* TASK REQUIREMENTS
Go through the lines below. Copy those with "Resolución".

##############################

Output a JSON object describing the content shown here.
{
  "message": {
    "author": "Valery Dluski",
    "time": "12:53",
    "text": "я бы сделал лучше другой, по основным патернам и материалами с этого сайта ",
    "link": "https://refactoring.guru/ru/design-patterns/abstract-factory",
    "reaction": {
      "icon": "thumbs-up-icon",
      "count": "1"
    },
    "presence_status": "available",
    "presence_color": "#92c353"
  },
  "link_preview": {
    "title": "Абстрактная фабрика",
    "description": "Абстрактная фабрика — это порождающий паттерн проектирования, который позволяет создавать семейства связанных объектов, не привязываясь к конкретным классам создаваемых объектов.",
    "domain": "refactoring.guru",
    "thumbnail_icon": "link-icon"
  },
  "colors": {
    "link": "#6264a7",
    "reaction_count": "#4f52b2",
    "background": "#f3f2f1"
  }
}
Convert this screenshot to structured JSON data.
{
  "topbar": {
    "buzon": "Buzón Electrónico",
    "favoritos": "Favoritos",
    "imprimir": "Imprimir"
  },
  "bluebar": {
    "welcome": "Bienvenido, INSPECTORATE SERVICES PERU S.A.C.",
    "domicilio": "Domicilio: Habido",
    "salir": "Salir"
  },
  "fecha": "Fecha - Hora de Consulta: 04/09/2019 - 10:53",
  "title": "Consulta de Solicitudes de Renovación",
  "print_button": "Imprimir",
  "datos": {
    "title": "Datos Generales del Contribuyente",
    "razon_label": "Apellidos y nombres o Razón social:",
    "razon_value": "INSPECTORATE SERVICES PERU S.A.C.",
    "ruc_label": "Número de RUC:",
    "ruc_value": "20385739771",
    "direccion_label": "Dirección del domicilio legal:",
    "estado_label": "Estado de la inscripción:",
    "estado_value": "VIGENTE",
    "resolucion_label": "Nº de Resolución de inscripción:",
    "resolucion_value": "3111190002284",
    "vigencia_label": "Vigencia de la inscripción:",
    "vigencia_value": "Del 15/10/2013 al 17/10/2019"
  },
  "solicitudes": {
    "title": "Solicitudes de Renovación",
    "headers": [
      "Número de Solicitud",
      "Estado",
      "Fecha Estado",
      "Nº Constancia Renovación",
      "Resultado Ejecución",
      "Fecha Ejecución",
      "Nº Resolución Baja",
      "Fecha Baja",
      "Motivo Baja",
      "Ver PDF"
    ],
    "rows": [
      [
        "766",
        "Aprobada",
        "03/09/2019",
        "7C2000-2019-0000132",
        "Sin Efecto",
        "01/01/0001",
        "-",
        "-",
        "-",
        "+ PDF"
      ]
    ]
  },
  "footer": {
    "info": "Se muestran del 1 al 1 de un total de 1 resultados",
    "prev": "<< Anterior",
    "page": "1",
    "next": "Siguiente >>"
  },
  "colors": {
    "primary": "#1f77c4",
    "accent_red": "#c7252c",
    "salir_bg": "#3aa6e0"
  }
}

##############################

* ANSWER FOR THE TASK
    "resolucion_label": "Nº de Resolución de inscripción:",
      "Nº Resolución Baja",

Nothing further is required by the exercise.